-- start of SOURCE RECORDS --

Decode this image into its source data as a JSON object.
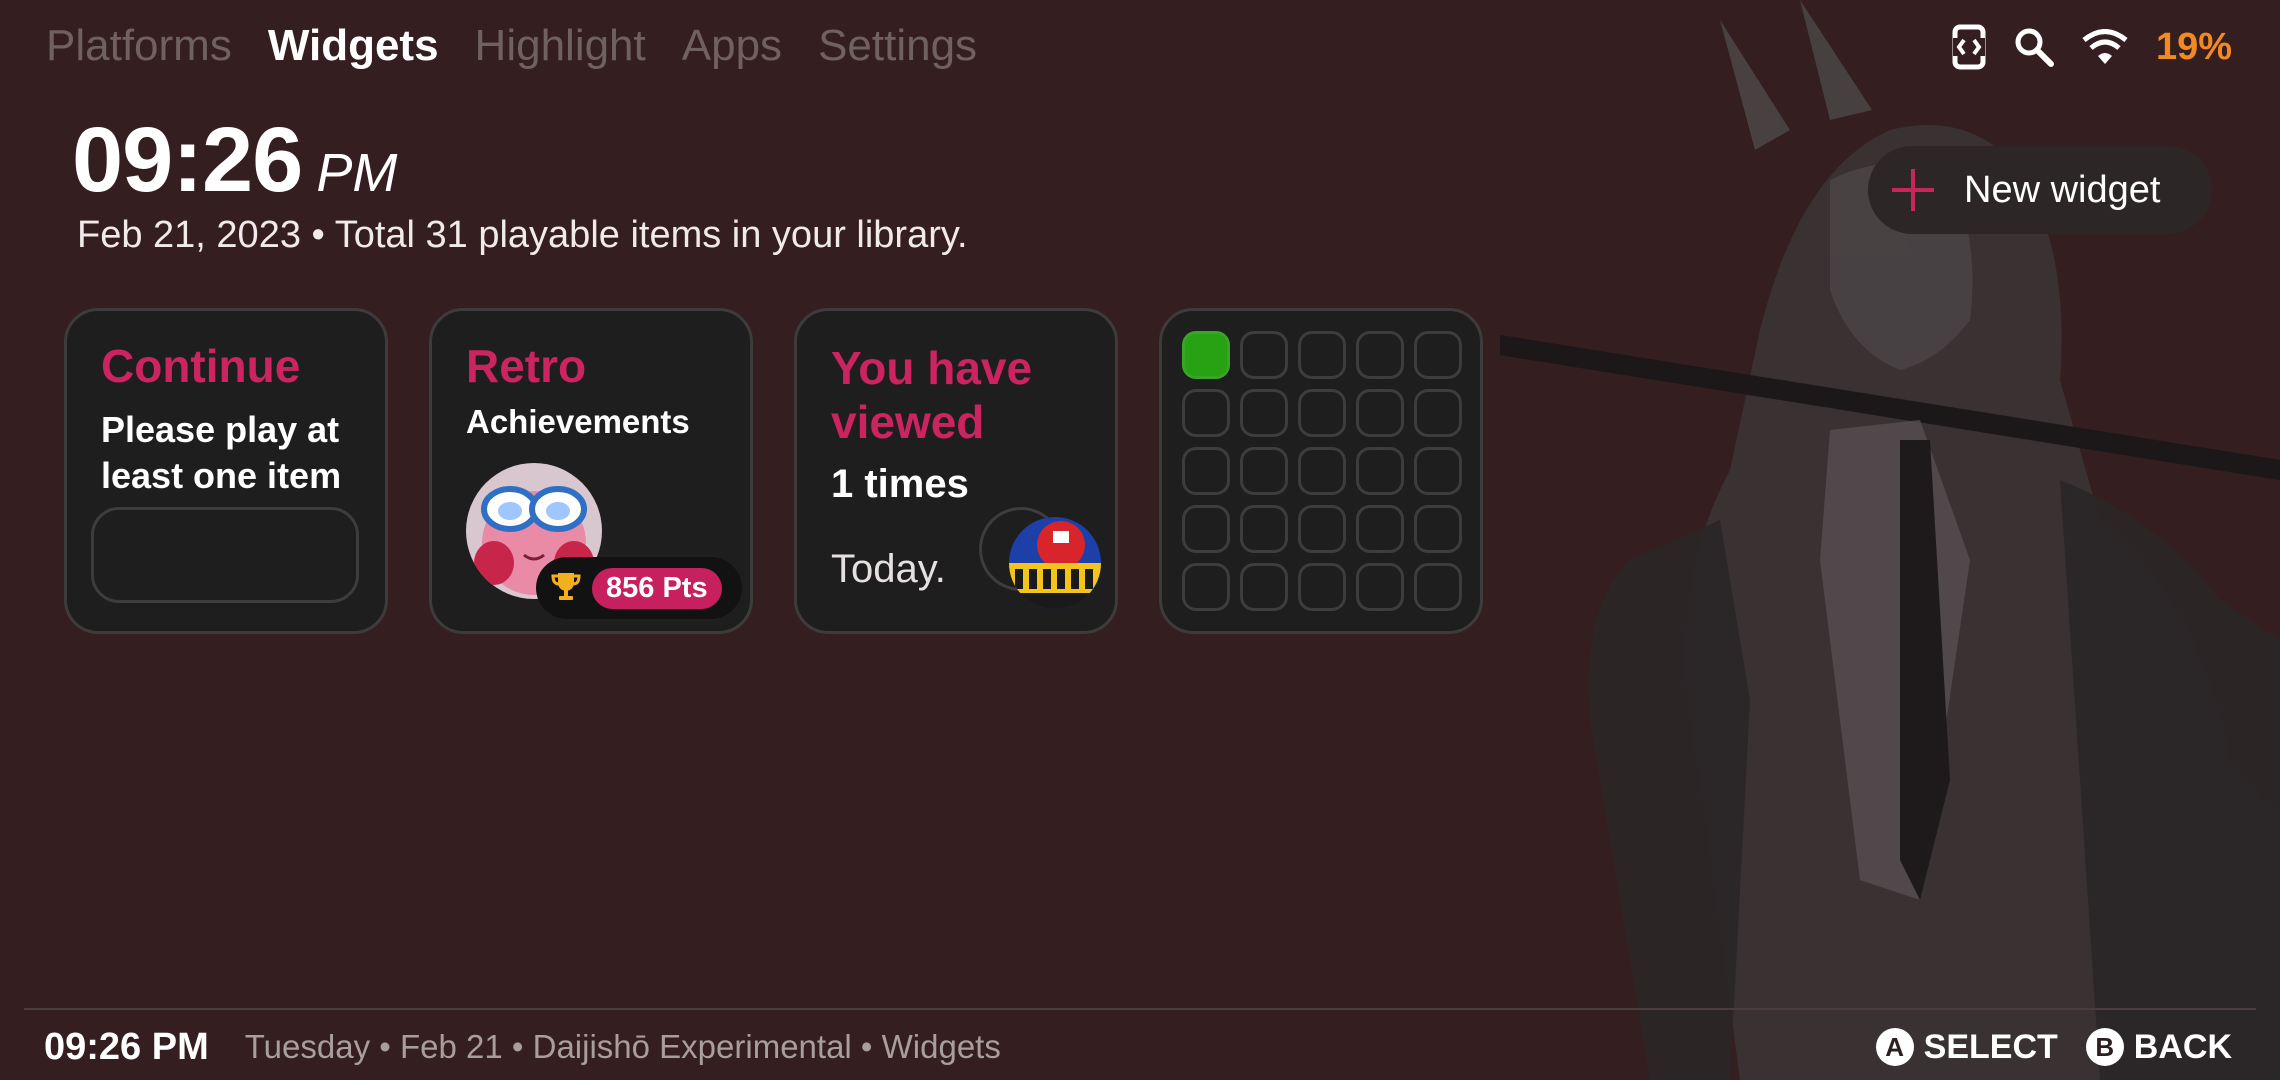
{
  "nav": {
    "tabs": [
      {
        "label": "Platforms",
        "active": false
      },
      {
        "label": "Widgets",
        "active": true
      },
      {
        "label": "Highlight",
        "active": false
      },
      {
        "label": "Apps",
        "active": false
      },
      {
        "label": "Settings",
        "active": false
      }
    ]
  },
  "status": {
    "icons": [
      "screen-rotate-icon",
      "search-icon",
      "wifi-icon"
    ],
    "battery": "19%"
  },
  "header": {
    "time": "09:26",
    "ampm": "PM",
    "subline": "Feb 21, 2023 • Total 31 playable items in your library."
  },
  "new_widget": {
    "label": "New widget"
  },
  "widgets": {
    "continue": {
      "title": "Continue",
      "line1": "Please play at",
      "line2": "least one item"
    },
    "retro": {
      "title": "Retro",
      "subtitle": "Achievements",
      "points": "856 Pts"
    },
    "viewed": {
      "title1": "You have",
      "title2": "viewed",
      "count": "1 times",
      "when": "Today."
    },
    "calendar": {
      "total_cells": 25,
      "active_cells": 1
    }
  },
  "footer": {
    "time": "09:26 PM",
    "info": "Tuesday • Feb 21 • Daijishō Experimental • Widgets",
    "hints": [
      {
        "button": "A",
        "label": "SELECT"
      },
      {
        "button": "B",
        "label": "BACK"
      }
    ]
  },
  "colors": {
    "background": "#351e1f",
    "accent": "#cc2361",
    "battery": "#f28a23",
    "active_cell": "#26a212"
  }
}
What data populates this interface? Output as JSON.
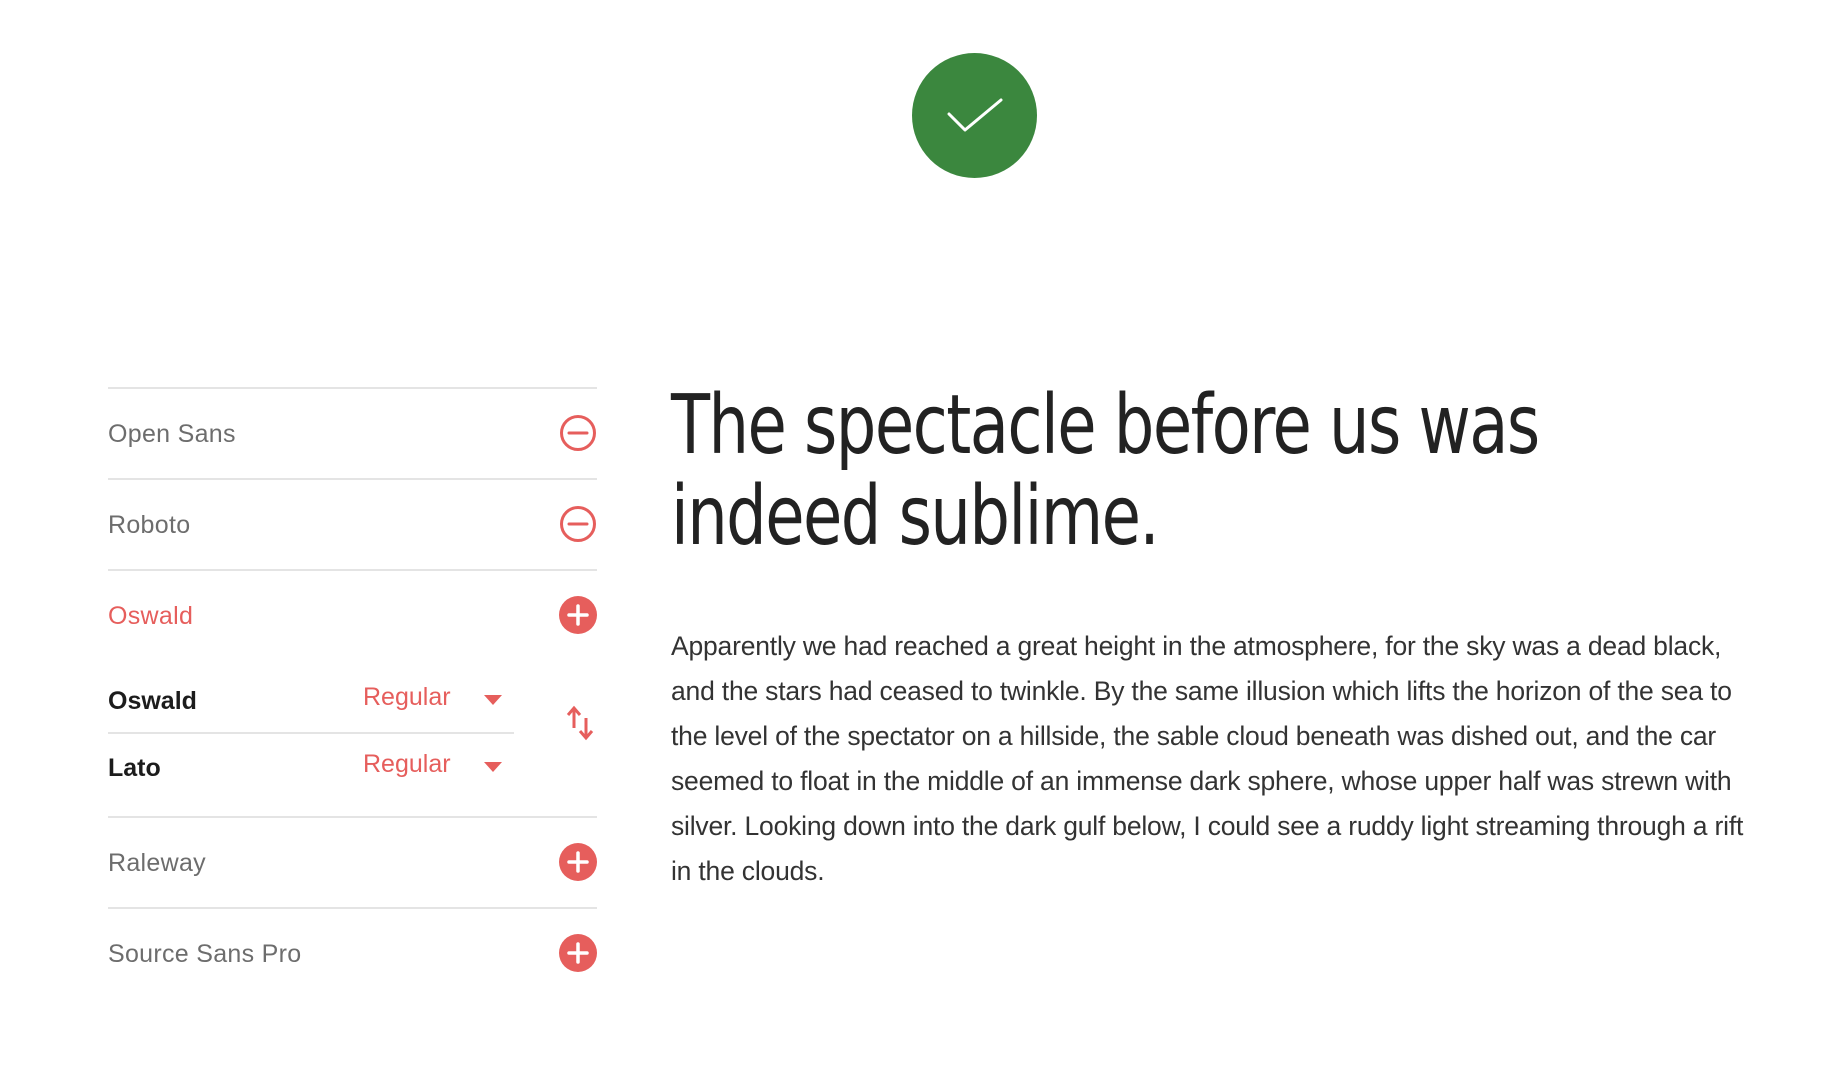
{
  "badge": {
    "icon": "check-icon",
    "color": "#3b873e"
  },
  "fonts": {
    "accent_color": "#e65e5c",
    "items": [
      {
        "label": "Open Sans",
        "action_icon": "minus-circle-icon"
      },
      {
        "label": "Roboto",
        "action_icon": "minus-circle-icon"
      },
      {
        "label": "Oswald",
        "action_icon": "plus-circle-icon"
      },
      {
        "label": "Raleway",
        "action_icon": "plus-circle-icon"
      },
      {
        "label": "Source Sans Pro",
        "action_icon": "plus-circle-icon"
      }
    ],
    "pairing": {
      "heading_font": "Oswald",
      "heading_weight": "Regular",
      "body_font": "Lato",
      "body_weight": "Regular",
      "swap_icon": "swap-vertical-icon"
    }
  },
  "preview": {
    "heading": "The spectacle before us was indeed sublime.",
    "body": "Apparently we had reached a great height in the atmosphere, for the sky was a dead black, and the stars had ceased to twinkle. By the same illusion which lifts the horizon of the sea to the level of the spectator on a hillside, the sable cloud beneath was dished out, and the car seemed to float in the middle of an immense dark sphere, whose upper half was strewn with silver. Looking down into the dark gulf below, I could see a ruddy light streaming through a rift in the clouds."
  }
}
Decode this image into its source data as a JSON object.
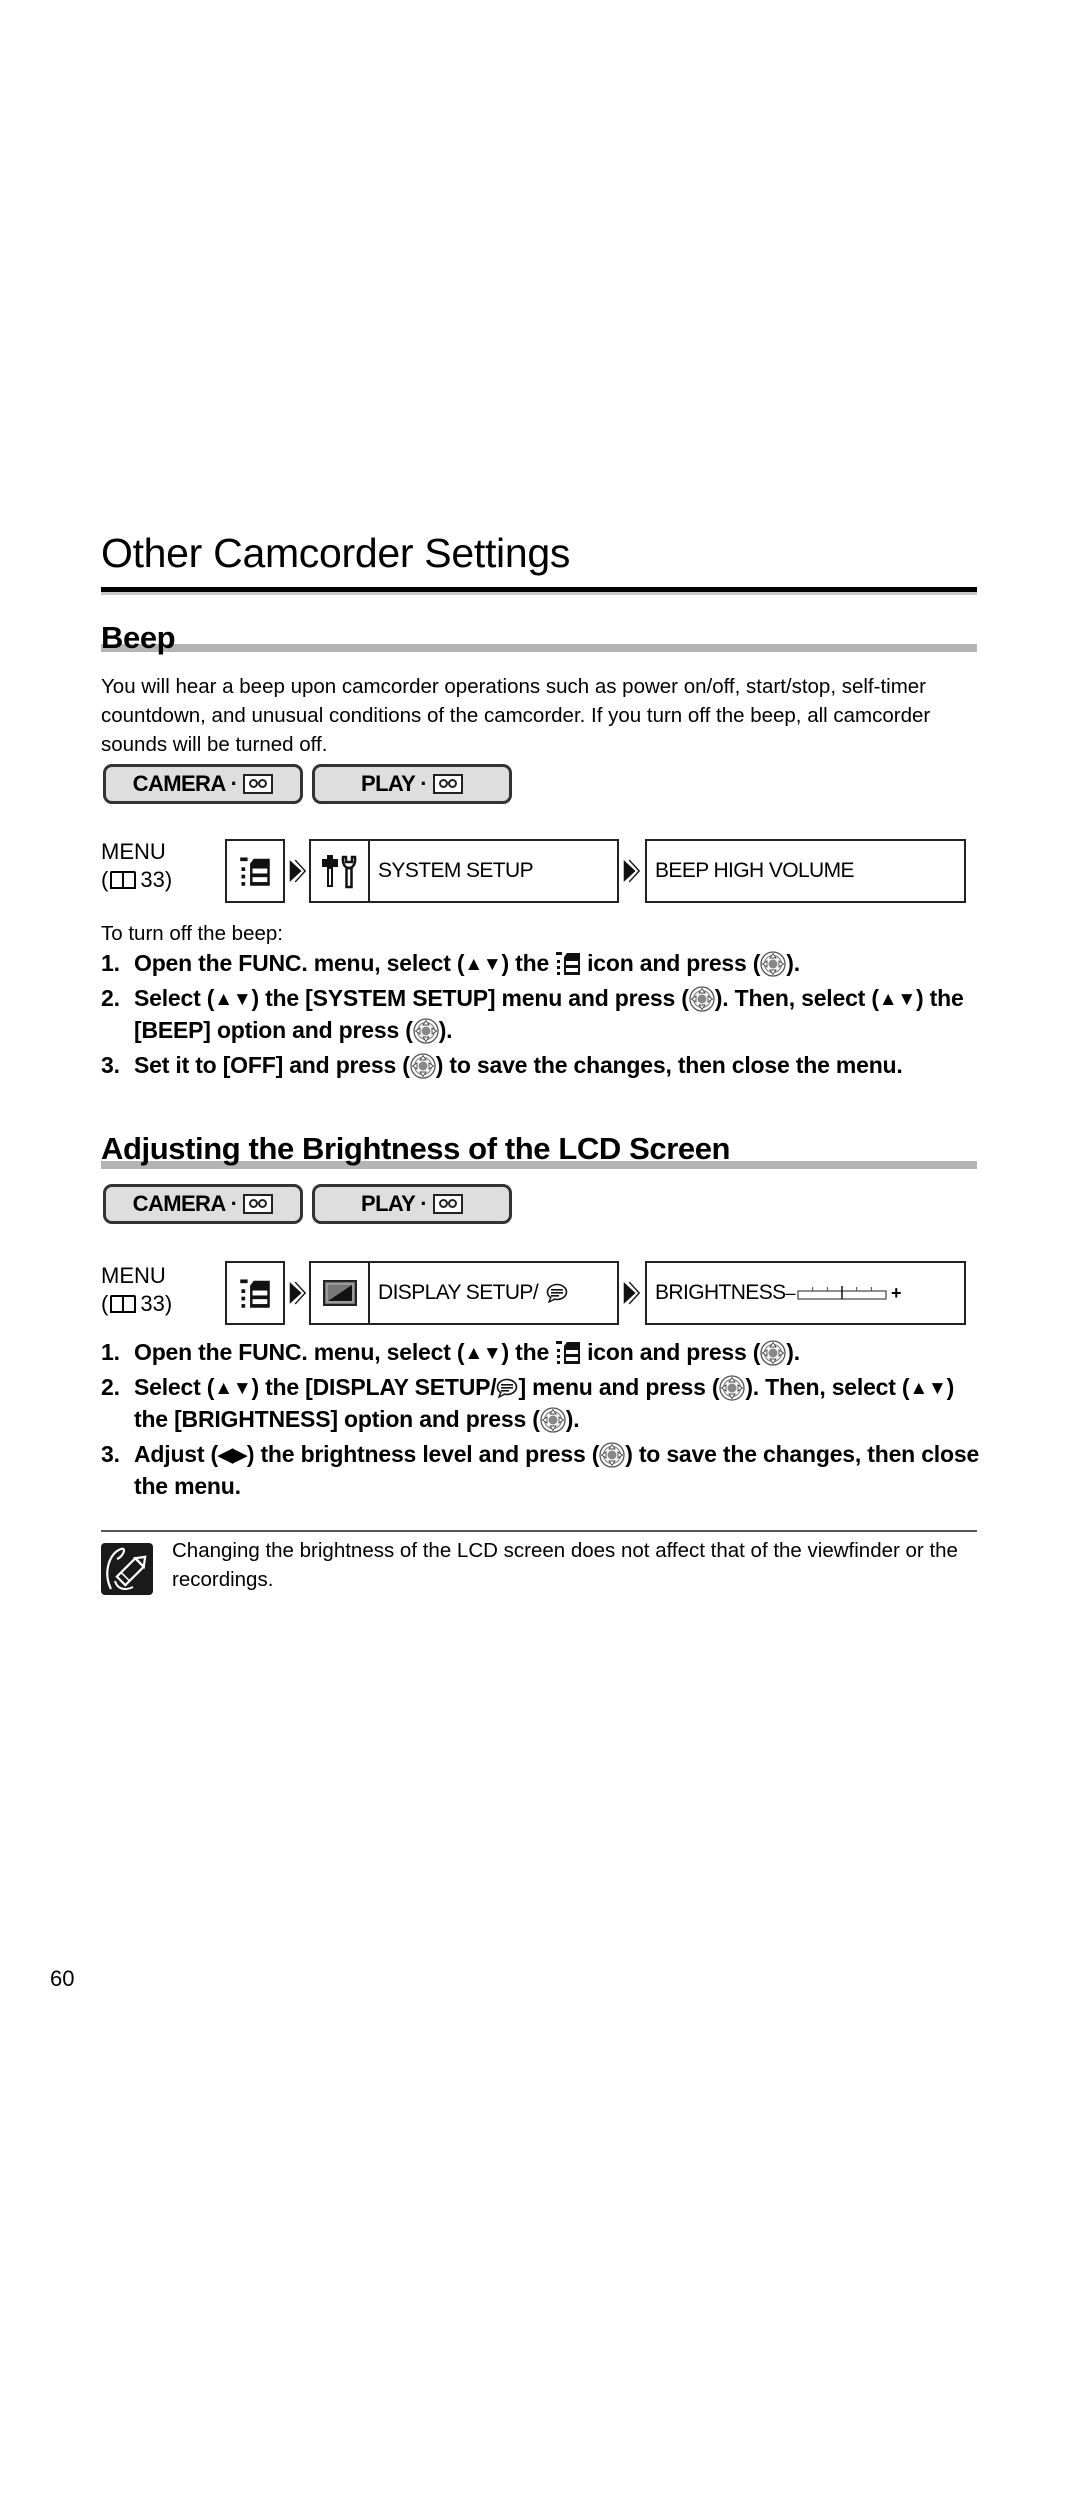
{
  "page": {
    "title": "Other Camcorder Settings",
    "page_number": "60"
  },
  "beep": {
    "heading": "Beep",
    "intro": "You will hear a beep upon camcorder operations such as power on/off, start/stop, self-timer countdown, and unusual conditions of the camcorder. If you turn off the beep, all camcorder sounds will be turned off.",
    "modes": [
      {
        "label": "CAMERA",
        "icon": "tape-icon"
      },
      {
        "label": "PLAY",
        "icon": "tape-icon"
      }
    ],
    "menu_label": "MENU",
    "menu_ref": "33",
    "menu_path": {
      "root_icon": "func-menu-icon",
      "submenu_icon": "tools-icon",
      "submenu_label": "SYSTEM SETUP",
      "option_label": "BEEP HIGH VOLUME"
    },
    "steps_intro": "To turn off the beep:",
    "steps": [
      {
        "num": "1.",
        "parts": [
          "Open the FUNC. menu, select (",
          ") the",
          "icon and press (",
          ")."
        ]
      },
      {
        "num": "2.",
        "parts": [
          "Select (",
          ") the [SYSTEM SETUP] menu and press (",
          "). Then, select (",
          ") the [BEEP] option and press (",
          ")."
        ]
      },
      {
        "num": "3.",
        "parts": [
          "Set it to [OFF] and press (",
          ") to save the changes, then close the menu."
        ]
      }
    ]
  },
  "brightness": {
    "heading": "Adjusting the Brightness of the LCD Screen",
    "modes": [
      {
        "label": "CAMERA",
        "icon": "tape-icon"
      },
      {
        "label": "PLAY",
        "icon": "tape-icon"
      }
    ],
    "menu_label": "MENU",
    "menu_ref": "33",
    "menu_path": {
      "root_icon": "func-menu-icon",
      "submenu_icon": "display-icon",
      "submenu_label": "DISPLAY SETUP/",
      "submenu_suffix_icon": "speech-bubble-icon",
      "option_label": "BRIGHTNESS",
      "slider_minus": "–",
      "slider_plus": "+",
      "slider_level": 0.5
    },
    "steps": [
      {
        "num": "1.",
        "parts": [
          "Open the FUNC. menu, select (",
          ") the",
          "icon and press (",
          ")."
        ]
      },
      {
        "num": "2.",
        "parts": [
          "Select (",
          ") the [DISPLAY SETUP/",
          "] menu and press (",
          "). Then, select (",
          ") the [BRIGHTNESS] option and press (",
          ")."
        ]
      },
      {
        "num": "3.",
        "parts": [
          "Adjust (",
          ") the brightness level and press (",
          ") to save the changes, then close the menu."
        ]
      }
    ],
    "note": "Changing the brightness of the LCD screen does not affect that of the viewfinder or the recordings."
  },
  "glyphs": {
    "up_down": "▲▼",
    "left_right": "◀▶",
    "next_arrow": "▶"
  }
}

-- end of SOURCE RECORDS --

GOAL: Track down every line with the word "Settings" and copy it.

EXERCISE OUTPUT:
        "label": "Settings",
    "title": "Other Camcorder Settings",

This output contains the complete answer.